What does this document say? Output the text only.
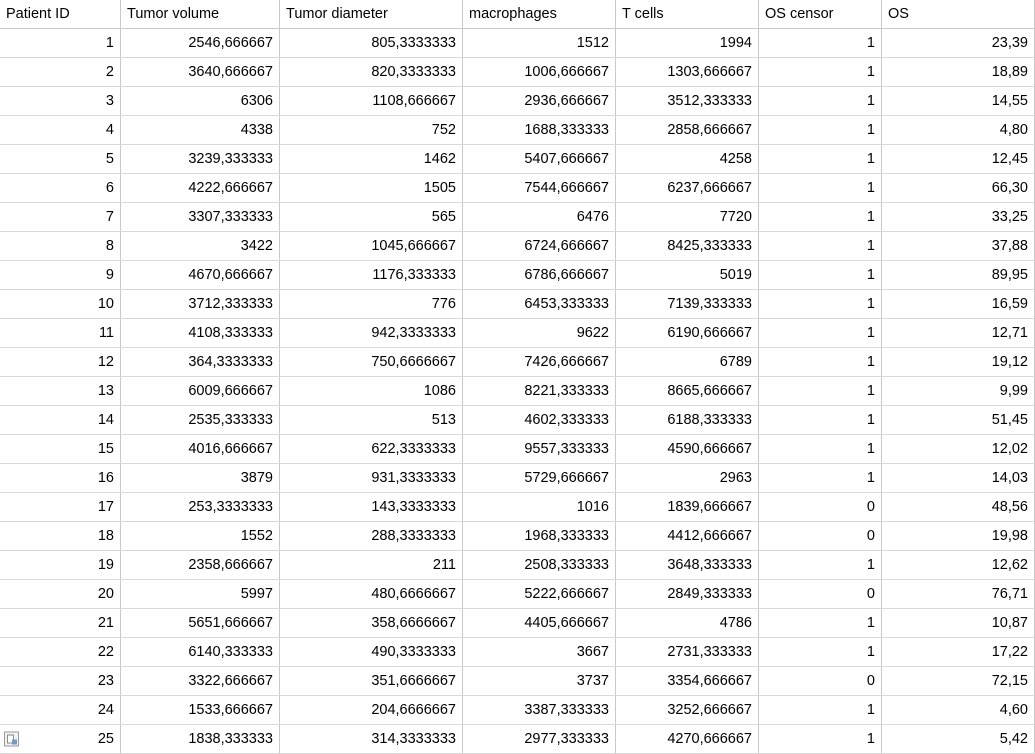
Patient ID	Tumor volume	Tumor diameter	macrophages	T cells	OS censor	OS
1	2546,666667	805,3333333	1512	1994	1	23,39
2	3640,666667	820,3333333	1006,666667	1303,666667	1	18,89
3	6306	1108,666667	2936,666667	3512,333333	1	14,55
4	4338	752	1688,333333	2858,666667	1	4,80
5	3239,333333	1462	5407,666667	4258	1	12,45
6	4222,666667	1505	7544,666667	6237,666667	1	66,30
7	3307,333333	565	6476	7720	1	33,25
8	3422	1045,666667	6724,666667	8425,333333	1	37,88
9	4670,666667	1176,333333	6786,666667	5019	1	89,95
10	3712,333333	776	6453,333333	7139,333333	1	16,59
11	4108,333333	942,3333333	9622	6190,666667	1	12,71
12	364,3333333	750,6666667	7426,666667	6789	1	19,12
13	6009,666667	1086	8221,333333	8665,666667	1	9,99
14	2535,333333	513	4602,333333	6188,333333	1	51,45
15	4016,666667	622,3333333	9557,333333	4590,666667	1	12,02
16	3879	931,3333333	5729,666667	2963	1	14,03
17	253,3333333	143,3333333	1016	1839,666667	0	48,56
18	1552	288,3333333	1968,333333	4412,666667	0	19,98
19	2358,666667	211	2508,333333	3648,333333	1	12,62
20	5997	480,6666667	5222,666667	2849,333333	0	76,71
21	5651,666667	358,6666667	4405,666667	4786	1	10,87
22	6140,333333	490,3333333	3667	2731,333333	1	17,22
23	3322,666667	351,6666667	3737	3354,666667	0	72,15
24	1533,666667	204,6666667	3387,333333	3252,666667	1	4,60
25	1838,333333	314,3333333	2977,333333	4270,666667	1	5,42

TASK GOAL – Pictures should be left out when the records above are restated exactly.

RESULT FOR THIS EXERCISE –
What does this document say? Output the text only.
Patient ID	Tumor volume	Tumor diameter	macrophages	T cells	OS censor	OS
1	2546,666667	805,3333333	1512	1994	1	23,39
2	3640,666667	820,3333333	1006,666667	1303,666667	1	18,89
3	6306	1108,666667	2936,666667	3512,333333	1	14,55
4	4338	752	1688,333333	2858,666667	1	4,80
5	3239,333333	1462	5407,666667	4258	1	12,45
6	4222,666667	1505	7544,666667	6237,666667	1	66,30
7	3307,333333	565	6476	7720	1	33,25
8	3422	1045,666667	6724,666667	8425,333333	1	37,88
9	4670,666667	1176,333333	6786,666667	5019	1	89,95
10	3712,333333	776	6453,333333	7139,333333	1	16,59
11	4108,333333	942,3333333	9622	6190,666667	1	12,71
12	364,3333333	750,6666667	7426,666667	6789	1	19,12
13	6009,666667	1086	8221,333333	8665,666667	1	9,99
14	2535,333333	513	4602,333333	6188,333333	1	51,45
15	4016,666667	622,3333333	9557,333333	4590,666667	1	12,02
16	3879	931,3333333	5729,666667	2963	1	14,03
17	253,3333333	143,3333333	1016	1839,666667	0	48,56
18	1552	288,3333333	1968,333333	4412,666667	0	19,98
19	2358,666667	211	2508,333333	3648,333333	1	12,62
20	5997	480,6666667	5222,666667	2849,333333	0	76,71
21	5651,666667	358,6666667	4405,666667	4786	1	10,87
22	6140,333333	490,3333333	3667	2731,333333	1	17,22
23	3322,666667	351,6666667	3737	3354,666667	0	72,15
24	1533,666667	204,6666667	3387,333333	3252,666667	1	4,60
25	1838,333333	314,3333333	2977,333333	4270,666667	1	5,42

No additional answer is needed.